DO THIS —
Only a number is wanted. Count the lines holding the string "clients".

-- Start of PROVIDED RECORDS --

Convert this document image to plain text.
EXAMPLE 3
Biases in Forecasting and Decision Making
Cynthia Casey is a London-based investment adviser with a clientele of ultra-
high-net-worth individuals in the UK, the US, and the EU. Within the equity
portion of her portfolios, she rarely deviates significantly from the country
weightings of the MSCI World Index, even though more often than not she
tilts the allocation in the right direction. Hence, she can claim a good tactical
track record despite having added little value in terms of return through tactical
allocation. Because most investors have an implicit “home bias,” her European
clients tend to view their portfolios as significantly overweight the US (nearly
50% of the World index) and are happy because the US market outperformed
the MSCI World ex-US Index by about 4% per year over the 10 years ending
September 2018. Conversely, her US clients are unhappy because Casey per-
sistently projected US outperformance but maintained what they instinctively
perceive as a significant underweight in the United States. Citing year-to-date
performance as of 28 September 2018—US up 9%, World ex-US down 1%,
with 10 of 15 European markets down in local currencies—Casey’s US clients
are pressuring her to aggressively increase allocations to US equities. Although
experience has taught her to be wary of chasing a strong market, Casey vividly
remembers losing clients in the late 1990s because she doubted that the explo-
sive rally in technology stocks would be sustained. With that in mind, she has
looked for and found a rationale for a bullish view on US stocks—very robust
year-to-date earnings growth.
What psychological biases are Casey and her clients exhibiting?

-- End of PROVIDED RECORDS --

THE RESPONSE —
5